+++ Veriler

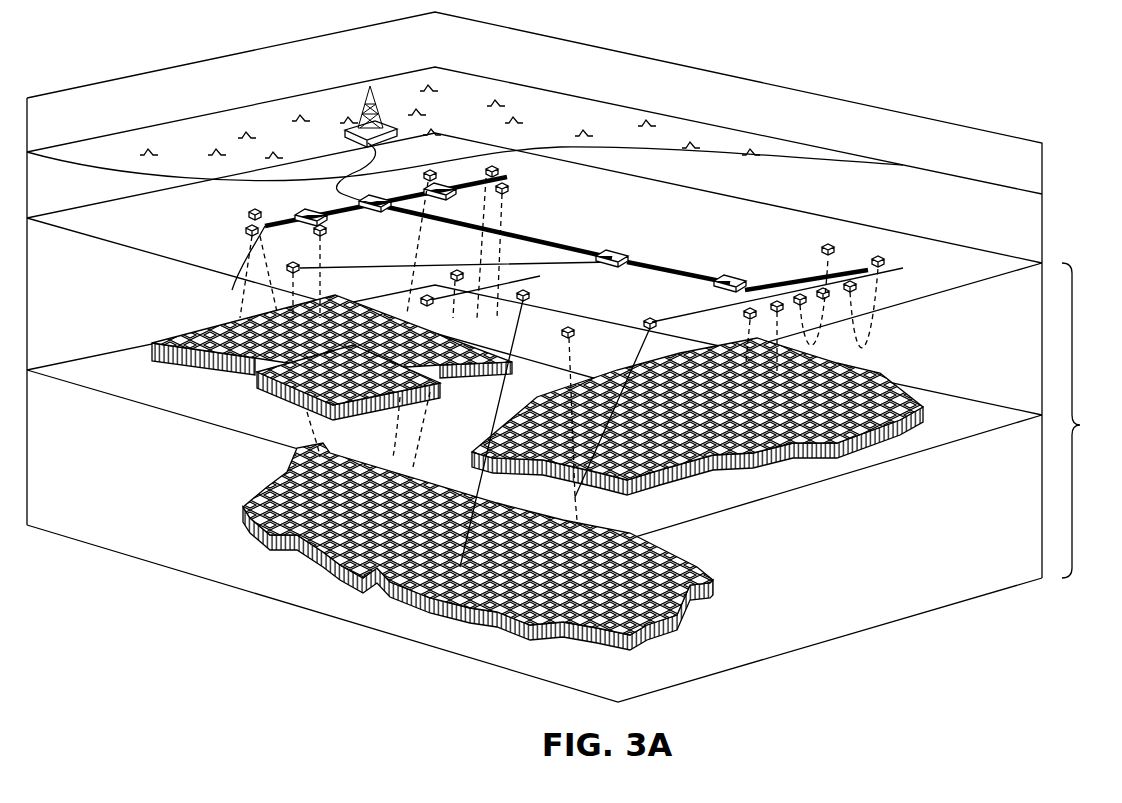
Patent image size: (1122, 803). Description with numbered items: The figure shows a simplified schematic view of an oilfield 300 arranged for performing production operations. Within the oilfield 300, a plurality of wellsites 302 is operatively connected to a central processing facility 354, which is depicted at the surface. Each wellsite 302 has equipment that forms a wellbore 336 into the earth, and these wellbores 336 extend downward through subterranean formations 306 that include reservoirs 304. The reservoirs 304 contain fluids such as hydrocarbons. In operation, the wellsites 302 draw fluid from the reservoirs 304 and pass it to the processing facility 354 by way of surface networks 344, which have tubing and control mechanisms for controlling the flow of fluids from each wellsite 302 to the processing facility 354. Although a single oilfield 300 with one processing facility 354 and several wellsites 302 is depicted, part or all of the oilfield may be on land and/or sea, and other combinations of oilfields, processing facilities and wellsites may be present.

The oilfield 300 is at (89, 62).
The wellsite 302 is at (668, 300).
The reservoir 304 is at (822, 484).
The subterranean formation 306 is at (1088, 420).
The wellbore 336 is at (893, 326).
The surface network 344 is at (290, 226).
The central processing facility 354 is at (354, 100).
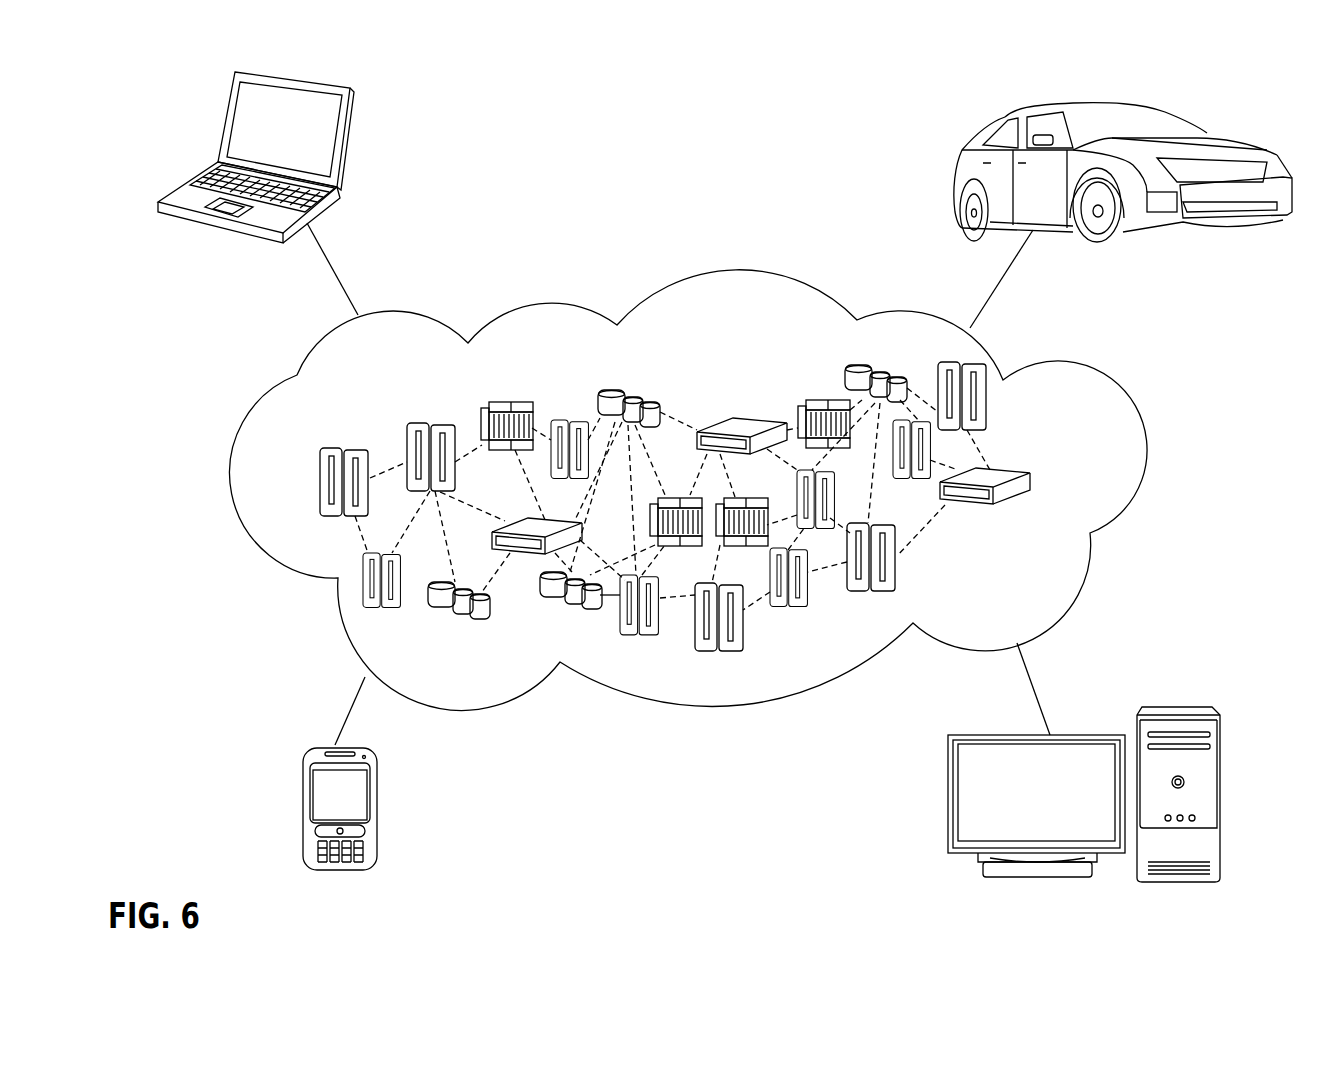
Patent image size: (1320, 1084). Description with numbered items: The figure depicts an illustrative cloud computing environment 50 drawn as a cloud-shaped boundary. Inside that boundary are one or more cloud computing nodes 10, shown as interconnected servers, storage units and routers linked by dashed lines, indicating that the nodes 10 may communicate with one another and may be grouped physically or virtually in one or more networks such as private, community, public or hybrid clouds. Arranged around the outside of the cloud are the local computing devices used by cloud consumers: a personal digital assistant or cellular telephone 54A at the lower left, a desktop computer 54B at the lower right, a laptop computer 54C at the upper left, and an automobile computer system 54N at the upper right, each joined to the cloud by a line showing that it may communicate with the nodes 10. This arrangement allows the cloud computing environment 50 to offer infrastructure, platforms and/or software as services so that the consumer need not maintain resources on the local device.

The cloud computing nodes 10 is at (1074, 482).
The cloud computing environment 50 is at (1093, 392).
The personal digital assistant (PDA) or cellular telephone 54A is at (303, 811).
The desktop computer 54B is at (1180, 705).
The laptop computer 54C is at (345, 147).
The automobile computer system 54N is at (958, 148).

++++++

Materyalin başından "The central processing" ifadesini içeren satıra kadar olan bölümü, bu satır da dahil, hiçbir değişiklik yapmadan tekrar yazın. Resimleri cevabınıza almayın.

■ Tamamlanan alıştırma ■
Patent image size: (1122, 803). Description with numbered items: The figure shows a simplified schematic view of an oilfield 300 arranged for performing production operations. Within the oilfield 300, a plurality of wellsites 302 is operatively connected to a central processing facility 354, which is depicted at the surface. Each wellsite 302 has equipment that forms a wellbore 336 into the earth, and these wellbores 336 extend downward through subterranean formations 306 that include reservoirs 304. The reservoirs 304 contain fluids such as hydrocarbons. In operation, the wellsites 302 draw fluid from the reservoirs 304 and pass it to the processing facility 354 by way of surface networks 344, which have tubing and control mechanisms for controlling the flow of fluids from each wellsite 302 to the processing facility 354. Although a single oilfield 300 with one processing facility 354 and several wellsites 302 is depicted, part or all of the oilfield may be on land and/or sea, and other combinations of oilfields, processing facilities and wellsites may be present.

The oilfield 300 is at (89, 62).
The wellsite 302 is at (668, 300).
The reservoir 304 is at (822, 484).
The subterranean formation 306 is at (1088, 420).
The wellbore 336 is at (893, 326).
The surface network 344 is at (290, 226).
The central processing facility 354 is at (354, 100).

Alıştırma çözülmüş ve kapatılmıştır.